## Исходные данные
┌──

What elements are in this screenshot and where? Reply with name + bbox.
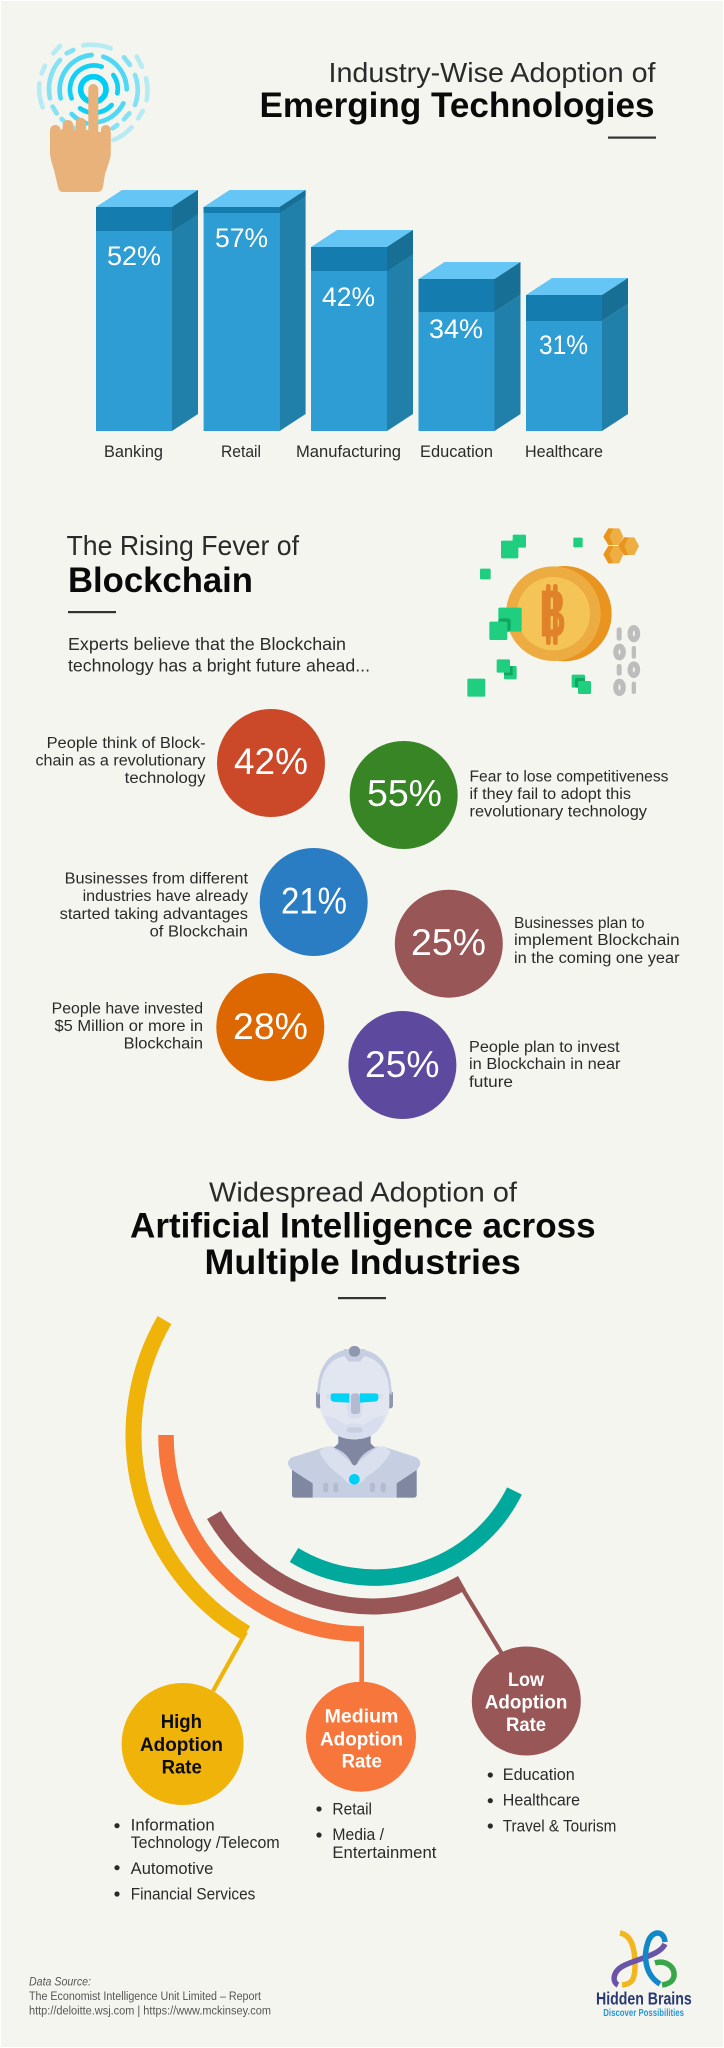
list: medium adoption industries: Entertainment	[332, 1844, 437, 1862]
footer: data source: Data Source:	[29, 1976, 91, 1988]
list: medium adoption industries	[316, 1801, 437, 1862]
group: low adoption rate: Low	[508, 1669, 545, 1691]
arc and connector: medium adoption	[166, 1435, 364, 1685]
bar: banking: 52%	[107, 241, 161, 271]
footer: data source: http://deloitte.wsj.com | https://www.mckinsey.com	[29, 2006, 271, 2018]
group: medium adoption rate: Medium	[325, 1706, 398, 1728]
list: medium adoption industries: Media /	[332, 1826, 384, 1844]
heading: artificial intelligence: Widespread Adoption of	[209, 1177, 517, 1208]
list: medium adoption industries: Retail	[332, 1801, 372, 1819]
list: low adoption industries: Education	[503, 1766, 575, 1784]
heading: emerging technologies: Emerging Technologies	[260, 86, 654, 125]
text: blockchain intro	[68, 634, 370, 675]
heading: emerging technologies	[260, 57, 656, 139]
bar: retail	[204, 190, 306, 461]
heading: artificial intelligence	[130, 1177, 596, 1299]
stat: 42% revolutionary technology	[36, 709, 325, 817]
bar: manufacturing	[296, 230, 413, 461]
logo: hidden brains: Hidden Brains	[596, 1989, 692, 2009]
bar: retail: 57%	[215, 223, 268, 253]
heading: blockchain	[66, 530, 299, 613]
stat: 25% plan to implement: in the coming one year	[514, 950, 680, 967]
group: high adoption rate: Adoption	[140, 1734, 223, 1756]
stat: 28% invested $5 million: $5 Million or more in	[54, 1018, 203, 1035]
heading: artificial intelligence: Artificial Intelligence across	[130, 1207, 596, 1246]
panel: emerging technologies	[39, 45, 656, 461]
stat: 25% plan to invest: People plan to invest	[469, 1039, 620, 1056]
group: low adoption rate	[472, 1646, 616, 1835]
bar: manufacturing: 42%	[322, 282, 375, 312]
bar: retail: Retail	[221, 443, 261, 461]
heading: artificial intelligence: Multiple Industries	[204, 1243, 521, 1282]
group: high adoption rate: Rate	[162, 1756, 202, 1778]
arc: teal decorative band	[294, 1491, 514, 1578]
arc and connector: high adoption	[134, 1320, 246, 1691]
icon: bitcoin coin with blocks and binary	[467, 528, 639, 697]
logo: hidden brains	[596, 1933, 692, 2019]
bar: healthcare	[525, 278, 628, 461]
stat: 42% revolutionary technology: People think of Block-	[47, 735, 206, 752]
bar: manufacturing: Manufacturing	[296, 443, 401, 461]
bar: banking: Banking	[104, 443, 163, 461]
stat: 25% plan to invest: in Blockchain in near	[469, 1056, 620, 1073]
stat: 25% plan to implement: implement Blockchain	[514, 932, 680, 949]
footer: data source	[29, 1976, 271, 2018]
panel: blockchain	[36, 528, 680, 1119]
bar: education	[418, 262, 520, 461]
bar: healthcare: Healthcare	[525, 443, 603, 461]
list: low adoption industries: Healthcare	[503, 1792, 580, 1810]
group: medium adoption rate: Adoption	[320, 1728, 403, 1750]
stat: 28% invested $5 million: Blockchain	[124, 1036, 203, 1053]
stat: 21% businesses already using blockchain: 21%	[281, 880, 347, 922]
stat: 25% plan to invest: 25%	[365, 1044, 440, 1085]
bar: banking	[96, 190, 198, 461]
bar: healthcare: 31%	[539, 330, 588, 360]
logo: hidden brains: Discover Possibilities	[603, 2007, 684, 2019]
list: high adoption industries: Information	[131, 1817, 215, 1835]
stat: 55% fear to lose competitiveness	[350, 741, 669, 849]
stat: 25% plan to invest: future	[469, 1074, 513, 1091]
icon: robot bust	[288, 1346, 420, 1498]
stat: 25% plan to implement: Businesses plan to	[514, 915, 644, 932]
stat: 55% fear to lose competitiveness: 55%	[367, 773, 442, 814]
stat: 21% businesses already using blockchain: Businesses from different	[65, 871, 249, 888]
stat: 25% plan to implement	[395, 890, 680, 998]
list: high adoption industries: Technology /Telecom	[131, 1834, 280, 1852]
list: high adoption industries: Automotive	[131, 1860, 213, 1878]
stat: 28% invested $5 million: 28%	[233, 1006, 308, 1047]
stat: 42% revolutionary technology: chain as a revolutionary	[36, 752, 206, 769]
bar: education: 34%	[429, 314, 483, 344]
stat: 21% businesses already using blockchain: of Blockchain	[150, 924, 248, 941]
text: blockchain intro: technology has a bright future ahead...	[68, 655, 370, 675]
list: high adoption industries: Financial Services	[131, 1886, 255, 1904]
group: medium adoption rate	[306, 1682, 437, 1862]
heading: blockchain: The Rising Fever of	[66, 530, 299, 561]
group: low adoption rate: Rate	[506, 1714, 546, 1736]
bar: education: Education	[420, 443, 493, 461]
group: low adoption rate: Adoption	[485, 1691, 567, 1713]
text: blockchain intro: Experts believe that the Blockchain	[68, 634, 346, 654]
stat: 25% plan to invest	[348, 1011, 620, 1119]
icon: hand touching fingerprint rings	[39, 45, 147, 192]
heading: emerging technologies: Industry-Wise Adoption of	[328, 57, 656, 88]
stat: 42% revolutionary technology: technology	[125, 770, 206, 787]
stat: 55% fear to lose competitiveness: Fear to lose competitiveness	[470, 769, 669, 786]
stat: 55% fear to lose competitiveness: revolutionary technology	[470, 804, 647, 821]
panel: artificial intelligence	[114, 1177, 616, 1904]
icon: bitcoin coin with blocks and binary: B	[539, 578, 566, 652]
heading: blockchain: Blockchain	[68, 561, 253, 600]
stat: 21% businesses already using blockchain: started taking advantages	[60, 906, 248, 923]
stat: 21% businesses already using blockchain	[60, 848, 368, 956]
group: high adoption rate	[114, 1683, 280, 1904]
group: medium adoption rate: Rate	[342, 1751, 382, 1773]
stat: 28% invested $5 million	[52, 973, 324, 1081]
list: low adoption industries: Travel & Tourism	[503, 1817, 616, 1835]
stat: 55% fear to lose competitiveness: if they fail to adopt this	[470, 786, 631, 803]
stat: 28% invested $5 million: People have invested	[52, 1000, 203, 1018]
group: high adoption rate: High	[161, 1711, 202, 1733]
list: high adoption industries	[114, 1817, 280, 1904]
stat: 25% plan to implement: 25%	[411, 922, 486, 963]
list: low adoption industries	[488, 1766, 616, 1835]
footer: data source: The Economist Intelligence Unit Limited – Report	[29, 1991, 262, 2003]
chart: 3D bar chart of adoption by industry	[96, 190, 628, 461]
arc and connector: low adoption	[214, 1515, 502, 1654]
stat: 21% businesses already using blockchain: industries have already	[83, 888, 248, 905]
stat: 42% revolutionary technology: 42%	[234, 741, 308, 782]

└──

Оформите в виде таблицы Markdown со столбцами «№» и «Строка» строки данных, начиная со строки, содержащей «1844, 437, 1862]», и заканчивая строкой, содержащей «1669, 545, 1691]». Пустые строки в таблицу не включайте.

| № | Строка |
|---|---|
| 1 | list: medium adoption industries: Entertainment	[332, 1844, 437, 1862] |
| 2 | footer: data source: Data Source:	[29, 1976, 91, 1988] |
| 3 | list: medium adoption industries	[316, 1801, 437, 1862] |
| 4 | group: low adoption rate: Low	[508, 1669, 545, 1691] |